Task to carry out:
Every entry below must appear again, exactly as written.

Extracted records
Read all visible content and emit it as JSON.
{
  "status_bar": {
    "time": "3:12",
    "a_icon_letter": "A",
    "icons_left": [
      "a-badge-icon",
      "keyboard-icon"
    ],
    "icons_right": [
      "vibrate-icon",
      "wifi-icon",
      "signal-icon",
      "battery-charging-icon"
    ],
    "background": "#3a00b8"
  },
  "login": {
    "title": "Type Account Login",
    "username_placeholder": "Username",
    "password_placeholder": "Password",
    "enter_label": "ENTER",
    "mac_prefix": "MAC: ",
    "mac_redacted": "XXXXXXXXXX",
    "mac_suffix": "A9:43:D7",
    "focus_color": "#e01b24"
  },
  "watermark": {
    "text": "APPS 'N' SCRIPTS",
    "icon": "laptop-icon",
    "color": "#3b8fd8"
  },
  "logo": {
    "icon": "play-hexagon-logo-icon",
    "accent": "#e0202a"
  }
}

Solution to this problem:
Read all visible content and emit it as JSON.
{
  "status_bar": {
    "time": "3:12",
    "a_icon_letter": "A",
    "icons_left": [
      "a-badge-icon",
      "keyboard-icon"
    ],
    "icons_right": [
      "vibrate-icon",
      "wifi-icon",
      "signal-icon",
      "battery-charging-icon"
    ],
    "background": "#3a00b8"
  },
  "login": {
    "title": "Type Account Login",
    "username_placeholder": "Username",
    "password_placeholder": "Password",
    "enter_label": "ENTER",
    "mac_prefix": "MAC: ",
    "mac_redacted": "XXXXXXXXXX",
    "mac_suffix": "A9:43:D7",
    "focus_color": "#e01b24"
  },
  "watermark": {
    "text": "APPS 'N' SCRIPTS",
    "icon": "laptop-icon",
    "color": "#3b8fd8"
  },
  "logo": {
    "icon": "play-hexagon-logo-icon",
    "accent": "#e0202a"
  }
}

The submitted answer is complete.